## MATERIAL SHOWN
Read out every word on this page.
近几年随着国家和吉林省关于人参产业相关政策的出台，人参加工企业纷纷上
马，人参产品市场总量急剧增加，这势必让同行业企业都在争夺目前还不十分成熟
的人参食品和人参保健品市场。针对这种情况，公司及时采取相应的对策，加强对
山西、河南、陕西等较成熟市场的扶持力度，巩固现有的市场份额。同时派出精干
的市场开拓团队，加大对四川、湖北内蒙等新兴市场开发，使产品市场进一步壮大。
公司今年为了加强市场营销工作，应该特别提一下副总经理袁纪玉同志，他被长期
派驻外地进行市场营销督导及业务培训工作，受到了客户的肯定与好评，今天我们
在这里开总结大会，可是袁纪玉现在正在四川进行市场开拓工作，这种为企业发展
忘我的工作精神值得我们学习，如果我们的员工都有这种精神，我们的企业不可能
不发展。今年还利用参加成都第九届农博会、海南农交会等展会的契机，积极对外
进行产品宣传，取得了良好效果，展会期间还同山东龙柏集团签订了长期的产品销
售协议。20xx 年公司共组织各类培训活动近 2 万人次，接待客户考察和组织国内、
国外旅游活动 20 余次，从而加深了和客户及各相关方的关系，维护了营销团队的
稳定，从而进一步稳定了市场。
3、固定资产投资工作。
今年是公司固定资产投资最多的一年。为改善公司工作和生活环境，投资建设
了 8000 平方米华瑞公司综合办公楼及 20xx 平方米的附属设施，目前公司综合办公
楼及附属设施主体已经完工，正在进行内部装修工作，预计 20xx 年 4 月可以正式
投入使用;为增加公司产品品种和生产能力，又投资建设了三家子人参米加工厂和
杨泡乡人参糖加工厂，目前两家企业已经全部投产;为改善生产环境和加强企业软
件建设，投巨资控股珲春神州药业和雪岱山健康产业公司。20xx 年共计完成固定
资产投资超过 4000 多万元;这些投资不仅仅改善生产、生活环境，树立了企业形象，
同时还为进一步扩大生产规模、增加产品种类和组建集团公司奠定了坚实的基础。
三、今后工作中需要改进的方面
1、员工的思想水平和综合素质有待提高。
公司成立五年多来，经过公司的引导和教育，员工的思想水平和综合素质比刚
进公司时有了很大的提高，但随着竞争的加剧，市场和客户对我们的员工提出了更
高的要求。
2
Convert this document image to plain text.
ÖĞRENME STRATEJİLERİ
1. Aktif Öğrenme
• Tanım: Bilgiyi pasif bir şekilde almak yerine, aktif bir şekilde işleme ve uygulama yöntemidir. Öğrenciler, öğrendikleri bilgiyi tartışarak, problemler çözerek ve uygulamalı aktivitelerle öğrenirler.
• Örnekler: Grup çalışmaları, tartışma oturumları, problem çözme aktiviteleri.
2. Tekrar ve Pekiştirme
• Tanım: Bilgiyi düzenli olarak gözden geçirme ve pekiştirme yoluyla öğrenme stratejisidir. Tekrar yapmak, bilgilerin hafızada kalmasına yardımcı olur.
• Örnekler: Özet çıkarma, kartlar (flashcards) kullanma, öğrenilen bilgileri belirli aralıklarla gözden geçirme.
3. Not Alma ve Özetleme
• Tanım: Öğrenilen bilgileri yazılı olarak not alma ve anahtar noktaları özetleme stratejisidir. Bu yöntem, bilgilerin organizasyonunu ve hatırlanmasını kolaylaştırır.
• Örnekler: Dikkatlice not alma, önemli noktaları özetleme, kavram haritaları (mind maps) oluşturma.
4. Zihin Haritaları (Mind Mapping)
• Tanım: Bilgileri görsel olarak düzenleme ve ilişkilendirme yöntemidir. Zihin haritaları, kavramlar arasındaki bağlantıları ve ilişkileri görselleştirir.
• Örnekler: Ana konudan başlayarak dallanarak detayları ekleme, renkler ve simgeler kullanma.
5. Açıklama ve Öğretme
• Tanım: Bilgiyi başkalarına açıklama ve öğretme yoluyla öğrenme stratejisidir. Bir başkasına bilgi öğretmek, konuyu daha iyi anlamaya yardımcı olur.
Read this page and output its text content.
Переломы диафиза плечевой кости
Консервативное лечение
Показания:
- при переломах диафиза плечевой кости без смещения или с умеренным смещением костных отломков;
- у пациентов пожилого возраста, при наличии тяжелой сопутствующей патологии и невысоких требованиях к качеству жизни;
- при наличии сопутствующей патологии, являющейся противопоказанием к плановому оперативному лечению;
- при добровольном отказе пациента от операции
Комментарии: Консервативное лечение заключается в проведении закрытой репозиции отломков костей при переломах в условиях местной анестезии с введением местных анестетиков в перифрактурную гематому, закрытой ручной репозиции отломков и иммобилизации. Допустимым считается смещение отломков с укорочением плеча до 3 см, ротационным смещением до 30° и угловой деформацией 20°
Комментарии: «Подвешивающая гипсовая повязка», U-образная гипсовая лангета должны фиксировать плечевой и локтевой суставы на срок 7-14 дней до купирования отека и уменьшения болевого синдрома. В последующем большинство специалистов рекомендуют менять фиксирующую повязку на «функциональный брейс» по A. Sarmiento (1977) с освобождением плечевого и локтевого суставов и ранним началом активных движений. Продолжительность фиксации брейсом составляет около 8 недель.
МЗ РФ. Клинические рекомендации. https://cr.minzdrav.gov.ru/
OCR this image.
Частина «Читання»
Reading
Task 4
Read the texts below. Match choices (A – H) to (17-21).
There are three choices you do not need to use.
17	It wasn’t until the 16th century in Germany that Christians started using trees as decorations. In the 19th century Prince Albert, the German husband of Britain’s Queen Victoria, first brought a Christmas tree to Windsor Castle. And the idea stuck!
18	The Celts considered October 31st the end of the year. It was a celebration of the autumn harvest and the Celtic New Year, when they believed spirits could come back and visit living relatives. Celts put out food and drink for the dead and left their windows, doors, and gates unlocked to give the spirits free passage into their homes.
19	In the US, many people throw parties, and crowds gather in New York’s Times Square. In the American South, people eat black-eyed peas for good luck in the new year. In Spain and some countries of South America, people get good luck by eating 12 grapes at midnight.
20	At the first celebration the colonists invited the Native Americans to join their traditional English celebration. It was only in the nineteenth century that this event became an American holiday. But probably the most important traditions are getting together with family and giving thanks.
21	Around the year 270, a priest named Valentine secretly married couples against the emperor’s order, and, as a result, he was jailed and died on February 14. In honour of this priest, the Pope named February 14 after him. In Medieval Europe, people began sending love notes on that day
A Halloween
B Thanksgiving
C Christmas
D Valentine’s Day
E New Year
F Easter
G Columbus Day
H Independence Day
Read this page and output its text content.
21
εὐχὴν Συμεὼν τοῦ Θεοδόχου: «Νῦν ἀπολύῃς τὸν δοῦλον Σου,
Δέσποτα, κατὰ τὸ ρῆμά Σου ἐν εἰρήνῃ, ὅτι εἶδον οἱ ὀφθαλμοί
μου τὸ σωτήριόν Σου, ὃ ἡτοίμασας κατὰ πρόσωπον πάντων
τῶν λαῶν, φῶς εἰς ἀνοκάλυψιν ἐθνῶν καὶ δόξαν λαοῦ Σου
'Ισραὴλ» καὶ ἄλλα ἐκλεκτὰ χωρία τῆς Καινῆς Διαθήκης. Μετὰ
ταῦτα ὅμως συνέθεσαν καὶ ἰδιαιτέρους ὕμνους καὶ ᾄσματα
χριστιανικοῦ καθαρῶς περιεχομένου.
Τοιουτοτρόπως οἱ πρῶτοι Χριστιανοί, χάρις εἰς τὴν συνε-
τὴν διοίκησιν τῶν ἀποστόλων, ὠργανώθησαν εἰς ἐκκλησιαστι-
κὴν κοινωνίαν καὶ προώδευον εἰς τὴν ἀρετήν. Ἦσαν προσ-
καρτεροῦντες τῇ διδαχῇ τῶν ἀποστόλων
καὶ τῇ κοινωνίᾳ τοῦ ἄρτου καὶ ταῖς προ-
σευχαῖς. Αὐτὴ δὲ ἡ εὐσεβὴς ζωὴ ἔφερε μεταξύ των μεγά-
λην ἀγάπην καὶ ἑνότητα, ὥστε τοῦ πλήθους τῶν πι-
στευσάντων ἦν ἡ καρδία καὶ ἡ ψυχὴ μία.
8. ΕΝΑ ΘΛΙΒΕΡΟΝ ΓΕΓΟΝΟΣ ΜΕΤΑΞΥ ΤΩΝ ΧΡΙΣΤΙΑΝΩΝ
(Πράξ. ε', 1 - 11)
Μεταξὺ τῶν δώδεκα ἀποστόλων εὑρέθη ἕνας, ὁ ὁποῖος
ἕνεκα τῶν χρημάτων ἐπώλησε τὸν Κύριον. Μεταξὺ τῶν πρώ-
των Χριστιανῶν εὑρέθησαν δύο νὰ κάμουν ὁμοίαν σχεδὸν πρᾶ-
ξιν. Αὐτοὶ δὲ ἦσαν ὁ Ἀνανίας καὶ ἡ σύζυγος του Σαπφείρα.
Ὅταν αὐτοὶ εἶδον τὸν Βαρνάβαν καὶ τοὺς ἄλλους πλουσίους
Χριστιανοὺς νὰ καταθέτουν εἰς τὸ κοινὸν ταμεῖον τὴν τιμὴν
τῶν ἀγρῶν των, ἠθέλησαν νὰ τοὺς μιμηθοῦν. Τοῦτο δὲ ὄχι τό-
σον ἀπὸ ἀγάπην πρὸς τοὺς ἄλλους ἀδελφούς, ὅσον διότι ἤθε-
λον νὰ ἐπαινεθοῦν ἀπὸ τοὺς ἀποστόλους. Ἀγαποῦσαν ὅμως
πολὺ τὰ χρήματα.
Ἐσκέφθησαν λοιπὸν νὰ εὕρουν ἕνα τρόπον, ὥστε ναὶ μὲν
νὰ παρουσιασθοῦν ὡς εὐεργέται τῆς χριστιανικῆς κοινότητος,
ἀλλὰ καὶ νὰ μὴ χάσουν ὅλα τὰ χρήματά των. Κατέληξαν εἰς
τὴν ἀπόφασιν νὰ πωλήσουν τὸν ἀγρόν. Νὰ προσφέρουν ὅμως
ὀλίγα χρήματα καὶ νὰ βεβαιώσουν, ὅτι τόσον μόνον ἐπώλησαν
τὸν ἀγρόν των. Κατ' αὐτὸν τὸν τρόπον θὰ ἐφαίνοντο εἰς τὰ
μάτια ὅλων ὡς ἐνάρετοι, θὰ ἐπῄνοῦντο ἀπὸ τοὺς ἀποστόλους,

## PROBLEM TO WORK ON
From the entries above, return each line with the word "диафиза" in it.

## TASK OUTPUT
Переломы диафиза плечевой кости
- при переломах диафиза плечевой кости без смещения или с умеренным смещением костных отломков;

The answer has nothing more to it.